Data:
--- begin ---

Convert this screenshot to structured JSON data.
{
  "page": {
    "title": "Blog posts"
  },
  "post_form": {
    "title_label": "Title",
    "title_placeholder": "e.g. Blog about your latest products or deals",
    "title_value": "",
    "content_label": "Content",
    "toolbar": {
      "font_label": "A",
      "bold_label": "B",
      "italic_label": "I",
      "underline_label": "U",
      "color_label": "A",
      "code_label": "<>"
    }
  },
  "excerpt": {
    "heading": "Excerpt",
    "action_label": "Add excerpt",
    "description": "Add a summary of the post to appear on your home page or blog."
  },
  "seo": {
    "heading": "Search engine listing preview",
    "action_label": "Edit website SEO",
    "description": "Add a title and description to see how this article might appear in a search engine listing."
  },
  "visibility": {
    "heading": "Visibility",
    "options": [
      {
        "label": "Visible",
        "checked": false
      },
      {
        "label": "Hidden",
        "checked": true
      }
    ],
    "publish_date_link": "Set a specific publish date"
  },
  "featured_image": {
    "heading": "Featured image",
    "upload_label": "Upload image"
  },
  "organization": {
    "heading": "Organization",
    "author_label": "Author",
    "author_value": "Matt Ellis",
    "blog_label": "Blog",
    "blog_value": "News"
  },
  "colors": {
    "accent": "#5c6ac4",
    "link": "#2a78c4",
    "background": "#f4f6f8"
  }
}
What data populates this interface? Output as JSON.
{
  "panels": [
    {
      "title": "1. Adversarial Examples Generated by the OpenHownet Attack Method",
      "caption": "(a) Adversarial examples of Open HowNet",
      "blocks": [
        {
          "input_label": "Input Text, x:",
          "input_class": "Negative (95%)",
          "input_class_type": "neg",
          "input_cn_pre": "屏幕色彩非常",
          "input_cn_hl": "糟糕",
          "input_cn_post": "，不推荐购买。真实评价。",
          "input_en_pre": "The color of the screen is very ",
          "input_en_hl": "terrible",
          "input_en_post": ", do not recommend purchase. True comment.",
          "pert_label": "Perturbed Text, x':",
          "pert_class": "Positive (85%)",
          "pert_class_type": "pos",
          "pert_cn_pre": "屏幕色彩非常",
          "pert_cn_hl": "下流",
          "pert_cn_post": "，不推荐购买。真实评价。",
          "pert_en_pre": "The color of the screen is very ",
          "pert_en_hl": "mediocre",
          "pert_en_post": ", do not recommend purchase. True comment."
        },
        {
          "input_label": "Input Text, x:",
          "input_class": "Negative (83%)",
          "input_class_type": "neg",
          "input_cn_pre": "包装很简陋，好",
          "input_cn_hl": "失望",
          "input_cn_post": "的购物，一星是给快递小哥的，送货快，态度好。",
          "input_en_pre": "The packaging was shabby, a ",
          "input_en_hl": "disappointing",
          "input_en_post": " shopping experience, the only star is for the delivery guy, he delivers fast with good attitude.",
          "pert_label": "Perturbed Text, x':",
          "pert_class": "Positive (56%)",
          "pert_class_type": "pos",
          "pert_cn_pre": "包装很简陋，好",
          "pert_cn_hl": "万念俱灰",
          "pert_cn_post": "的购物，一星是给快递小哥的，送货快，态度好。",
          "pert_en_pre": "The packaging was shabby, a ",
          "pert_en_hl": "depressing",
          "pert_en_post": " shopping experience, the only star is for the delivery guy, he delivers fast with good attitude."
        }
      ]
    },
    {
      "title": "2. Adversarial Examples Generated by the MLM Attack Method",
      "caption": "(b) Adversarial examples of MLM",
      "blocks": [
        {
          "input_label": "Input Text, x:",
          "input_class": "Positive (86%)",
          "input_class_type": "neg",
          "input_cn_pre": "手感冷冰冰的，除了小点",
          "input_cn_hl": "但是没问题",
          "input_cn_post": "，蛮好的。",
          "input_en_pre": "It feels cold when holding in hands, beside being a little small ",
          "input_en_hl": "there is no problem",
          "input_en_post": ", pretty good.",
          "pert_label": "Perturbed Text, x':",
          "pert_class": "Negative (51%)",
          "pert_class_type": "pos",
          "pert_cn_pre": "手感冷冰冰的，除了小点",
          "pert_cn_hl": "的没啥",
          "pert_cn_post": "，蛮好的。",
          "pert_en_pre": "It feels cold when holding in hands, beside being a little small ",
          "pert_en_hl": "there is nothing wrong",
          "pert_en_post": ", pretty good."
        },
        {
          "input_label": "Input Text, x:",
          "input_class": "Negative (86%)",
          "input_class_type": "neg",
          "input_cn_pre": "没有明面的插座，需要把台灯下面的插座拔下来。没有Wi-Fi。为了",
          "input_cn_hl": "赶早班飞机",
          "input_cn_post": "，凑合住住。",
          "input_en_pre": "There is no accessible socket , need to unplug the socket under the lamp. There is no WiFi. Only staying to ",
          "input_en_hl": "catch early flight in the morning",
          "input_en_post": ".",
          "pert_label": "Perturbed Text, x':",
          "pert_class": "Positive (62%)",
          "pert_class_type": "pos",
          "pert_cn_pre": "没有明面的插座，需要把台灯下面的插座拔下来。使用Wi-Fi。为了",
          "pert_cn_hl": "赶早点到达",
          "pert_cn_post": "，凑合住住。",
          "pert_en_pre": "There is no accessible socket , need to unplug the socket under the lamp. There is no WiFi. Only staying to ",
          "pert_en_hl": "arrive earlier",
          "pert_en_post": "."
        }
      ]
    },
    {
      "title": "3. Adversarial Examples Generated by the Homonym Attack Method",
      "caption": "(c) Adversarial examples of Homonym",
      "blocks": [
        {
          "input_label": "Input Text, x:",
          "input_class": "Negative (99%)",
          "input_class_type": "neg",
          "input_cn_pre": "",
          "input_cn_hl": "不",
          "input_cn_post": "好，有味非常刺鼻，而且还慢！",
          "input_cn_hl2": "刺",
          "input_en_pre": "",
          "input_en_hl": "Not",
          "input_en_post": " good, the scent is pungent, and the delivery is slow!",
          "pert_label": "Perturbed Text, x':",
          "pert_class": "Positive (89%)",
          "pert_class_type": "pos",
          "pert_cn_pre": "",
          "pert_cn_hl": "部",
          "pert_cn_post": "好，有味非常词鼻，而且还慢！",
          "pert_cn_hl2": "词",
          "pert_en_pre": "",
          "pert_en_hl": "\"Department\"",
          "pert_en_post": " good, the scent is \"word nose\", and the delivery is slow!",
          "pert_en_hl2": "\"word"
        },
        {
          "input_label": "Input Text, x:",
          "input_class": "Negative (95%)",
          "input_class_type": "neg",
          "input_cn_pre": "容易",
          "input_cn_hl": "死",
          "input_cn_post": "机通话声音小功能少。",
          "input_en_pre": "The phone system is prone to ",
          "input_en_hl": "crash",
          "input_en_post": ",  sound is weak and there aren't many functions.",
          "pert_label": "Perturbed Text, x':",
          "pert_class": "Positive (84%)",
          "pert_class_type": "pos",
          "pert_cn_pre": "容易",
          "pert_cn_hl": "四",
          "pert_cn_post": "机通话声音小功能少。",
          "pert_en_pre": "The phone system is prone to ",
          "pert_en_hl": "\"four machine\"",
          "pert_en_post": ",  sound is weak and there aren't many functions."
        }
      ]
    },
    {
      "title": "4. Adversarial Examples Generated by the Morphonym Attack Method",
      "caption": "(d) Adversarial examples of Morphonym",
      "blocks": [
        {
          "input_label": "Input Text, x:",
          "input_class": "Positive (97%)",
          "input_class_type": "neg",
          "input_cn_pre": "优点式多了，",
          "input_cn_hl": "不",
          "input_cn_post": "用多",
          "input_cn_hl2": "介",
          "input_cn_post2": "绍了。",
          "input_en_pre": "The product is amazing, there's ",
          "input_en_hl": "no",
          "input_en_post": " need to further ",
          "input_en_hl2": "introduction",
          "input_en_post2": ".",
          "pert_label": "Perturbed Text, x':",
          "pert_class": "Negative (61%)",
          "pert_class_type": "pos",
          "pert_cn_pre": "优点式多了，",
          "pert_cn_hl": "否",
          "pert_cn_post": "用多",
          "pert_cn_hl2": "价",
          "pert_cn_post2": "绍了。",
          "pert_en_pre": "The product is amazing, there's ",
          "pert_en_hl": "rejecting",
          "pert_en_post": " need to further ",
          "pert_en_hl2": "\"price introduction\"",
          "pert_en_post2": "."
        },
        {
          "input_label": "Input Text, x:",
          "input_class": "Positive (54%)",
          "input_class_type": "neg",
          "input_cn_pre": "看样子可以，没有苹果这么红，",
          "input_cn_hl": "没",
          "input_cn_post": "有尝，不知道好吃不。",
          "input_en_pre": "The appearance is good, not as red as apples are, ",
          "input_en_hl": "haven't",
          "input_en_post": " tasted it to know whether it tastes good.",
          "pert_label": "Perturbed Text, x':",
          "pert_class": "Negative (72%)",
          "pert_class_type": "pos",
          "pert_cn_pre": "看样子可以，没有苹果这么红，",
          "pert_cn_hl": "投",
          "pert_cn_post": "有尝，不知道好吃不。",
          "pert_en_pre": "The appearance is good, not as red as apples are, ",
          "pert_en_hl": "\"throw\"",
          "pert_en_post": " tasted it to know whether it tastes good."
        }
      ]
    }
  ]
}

--- end ---

Work required: State the count of lines above containing the string "many", and add nothing to it.

Expected answer: 2